Find each line with the word "this" and copy it.

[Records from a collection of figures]
══════════

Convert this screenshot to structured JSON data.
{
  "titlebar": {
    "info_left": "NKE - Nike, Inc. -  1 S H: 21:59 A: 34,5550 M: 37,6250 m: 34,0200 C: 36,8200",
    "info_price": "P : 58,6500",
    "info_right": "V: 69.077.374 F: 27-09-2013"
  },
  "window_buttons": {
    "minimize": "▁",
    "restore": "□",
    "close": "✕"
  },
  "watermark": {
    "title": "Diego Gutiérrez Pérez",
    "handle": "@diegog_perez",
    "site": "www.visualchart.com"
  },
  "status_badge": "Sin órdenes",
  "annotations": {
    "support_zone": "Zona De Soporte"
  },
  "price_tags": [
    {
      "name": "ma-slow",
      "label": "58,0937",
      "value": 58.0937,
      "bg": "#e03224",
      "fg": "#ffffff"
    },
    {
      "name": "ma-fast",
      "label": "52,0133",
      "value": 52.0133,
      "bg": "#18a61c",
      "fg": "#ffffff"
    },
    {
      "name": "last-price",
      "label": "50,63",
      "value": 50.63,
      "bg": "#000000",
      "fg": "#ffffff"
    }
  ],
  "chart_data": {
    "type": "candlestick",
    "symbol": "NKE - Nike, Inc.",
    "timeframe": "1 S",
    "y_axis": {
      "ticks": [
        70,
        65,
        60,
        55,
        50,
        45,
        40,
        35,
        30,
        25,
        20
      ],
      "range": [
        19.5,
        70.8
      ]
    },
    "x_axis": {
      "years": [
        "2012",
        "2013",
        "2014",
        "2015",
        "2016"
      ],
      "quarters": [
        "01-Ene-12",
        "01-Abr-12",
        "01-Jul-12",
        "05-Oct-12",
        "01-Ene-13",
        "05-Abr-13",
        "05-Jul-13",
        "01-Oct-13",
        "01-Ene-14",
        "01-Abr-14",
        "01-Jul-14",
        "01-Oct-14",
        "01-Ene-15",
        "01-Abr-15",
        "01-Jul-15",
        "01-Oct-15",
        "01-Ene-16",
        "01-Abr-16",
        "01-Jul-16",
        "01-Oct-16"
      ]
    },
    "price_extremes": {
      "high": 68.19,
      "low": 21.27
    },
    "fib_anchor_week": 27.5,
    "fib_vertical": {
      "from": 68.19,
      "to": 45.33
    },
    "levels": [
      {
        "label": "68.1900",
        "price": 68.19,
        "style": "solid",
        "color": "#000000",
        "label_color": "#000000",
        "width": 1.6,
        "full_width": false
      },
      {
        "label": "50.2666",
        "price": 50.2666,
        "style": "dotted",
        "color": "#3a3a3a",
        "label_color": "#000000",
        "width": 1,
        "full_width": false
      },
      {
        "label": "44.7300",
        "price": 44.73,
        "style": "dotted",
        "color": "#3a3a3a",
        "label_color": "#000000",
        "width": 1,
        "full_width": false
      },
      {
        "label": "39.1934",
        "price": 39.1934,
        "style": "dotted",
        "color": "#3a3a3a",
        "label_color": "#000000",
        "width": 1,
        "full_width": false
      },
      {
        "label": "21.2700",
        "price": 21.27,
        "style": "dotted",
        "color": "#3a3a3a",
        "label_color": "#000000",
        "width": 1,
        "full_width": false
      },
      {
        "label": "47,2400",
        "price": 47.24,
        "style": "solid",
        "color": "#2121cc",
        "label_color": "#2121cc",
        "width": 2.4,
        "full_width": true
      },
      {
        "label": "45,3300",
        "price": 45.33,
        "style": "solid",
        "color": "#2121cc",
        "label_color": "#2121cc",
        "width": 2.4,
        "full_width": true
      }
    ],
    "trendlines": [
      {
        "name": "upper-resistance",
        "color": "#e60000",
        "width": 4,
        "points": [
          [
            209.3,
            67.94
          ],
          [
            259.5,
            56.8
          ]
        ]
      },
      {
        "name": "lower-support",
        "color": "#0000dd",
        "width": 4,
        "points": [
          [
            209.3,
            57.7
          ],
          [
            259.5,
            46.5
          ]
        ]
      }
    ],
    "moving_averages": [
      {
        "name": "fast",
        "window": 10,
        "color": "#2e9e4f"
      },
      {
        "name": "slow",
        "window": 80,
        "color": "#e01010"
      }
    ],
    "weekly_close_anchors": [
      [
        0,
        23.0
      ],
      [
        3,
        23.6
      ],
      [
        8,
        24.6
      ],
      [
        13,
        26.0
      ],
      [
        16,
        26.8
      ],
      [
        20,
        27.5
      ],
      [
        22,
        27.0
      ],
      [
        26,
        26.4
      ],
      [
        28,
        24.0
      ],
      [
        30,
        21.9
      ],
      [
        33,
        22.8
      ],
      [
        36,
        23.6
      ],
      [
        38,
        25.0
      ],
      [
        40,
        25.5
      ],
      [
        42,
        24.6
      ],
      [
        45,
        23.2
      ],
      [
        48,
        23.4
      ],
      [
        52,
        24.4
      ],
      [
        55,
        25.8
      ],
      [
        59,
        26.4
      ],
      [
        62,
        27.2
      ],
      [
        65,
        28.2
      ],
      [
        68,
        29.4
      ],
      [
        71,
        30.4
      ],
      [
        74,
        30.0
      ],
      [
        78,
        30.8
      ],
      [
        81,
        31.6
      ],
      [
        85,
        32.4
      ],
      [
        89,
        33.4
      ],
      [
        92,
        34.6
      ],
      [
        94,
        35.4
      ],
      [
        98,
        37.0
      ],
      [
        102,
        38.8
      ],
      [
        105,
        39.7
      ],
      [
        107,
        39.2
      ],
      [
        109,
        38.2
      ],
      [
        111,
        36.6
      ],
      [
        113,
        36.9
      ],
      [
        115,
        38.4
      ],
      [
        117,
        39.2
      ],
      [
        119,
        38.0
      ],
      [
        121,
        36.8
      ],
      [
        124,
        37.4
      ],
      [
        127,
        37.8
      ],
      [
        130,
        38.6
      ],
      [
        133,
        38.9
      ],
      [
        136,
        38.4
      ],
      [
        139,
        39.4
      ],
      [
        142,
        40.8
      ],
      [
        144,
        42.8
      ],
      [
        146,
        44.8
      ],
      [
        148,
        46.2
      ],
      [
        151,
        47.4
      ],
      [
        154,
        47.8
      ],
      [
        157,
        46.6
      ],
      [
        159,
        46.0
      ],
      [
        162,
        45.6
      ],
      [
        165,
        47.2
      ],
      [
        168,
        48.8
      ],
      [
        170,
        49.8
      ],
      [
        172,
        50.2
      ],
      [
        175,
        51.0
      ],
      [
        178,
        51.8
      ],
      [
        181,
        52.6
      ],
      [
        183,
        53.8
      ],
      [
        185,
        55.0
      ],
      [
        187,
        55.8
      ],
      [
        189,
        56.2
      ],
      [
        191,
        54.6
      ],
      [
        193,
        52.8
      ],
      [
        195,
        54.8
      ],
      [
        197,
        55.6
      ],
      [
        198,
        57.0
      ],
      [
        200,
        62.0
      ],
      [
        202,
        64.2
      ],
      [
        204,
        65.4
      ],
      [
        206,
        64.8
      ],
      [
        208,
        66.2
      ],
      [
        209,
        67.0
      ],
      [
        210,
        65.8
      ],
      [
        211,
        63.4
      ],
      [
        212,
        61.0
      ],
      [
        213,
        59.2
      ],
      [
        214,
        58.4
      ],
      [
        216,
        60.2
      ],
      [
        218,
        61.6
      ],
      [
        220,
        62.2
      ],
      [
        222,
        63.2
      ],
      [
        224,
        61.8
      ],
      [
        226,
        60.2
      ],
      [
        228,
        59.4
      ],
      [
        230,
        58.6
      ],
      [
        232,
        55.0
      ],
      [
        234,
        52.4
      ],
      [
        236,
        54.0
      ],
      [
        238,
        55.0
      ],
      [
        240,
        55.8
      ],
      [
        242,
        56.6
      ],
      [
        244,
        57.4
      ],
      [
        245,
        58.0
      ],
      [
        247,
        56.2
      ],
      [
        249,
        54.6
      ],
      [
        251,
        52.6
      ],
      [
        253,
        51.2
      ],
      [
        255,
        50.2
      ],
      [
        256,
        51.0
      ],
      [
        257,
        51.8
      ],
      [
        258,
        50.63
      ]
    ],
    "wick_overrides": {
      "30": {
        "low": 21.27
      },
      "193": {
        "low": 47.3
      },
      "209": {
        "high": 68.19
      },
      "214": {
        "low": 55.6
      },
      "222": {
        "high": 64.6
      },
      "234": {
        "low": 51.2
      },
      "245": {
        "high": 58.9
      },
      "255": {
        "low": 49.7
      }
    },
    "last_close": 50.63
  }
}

══════════

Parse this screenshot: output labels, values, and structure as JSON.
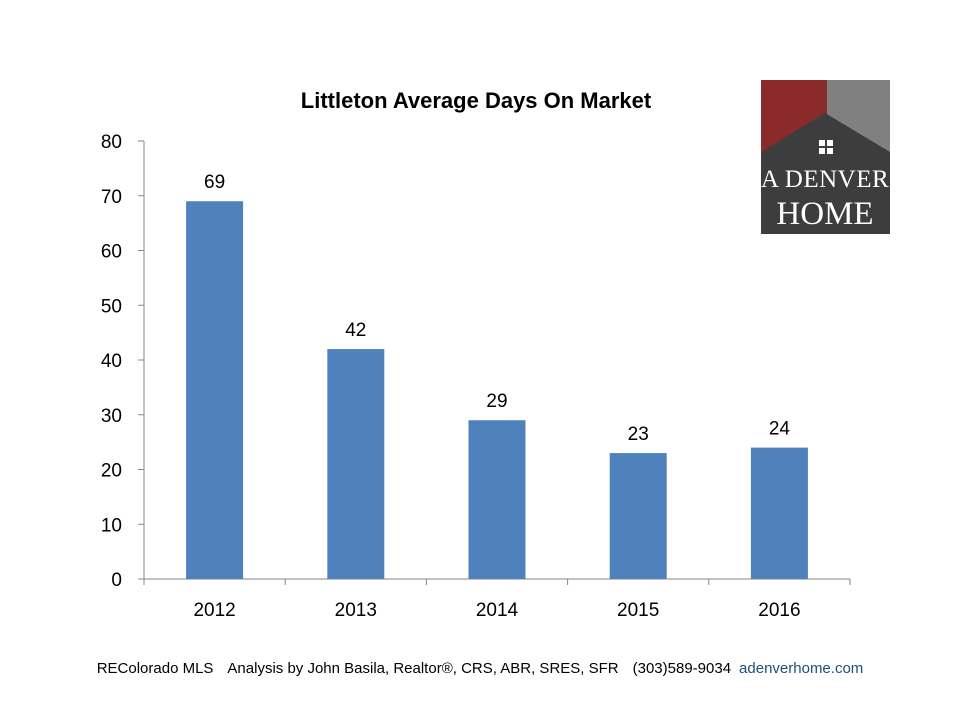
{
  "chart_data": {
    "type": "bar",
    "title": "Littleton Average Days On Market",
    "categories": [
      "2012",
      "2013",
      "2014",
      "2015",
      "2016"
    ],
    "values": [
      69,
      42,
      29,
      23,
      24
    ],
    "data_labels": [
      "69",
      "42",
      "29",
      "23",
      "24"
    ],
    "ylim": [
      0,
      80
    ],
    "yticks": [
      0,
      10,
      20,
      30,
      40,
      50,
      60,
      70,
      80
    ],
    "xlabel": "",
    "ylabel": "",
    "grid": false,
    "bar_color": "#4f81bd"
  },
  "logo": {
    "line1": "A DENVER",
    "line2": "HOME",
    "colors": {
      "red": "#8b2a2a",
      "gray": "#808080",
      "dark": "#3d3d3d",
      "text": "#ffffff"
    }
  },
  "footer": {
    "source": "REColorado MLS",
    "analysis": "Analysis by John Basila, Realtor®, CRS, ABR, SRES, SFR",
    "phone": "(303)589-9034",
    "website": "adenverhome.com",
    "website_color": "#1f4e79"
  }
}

══════════

▶ Exercise output
Convert this screenshot to structured JSON data.
Parse this screenshot: output labels, values, and structure as JSON.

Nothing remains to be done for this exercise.